<<<<

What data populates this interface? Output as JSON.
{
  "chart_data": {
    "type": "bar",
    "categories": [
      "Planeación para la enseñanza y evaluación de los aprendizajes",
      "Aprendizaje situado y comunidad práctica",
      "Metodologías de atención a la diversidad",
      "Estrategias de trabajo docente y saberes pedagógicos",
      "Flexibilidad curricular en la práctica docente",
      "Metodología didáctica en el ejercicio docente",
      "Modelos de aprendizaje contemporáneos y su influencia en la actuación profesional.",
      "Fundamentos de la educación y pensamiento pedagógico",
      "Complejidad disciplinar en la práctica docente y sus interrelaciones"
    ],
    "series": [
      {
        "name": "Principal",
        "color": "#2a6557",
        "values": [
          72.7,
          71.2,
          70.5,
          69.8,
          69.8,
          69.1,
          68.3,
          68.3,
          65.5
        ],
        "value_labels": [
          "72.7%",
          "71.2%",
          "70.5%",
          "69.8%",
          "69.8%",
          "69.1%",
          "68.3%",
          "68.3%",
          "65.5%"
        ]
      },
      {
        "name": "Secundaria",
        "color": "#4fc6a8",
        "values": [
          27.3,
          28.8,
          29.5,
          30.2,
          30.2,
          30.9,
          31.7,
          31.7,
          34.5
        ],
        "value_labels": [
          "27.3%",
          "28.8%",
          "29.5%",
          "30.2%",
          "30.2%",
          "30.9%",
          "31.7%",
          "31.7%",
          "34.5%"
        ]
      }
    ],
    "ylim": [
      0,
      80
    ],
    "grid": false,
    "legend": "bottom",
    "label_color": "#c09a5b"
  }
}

>>>>

[Stated goal]: Tell how many lines hold the string "práctica", giving the number and nothing else.

[Written reply]: 3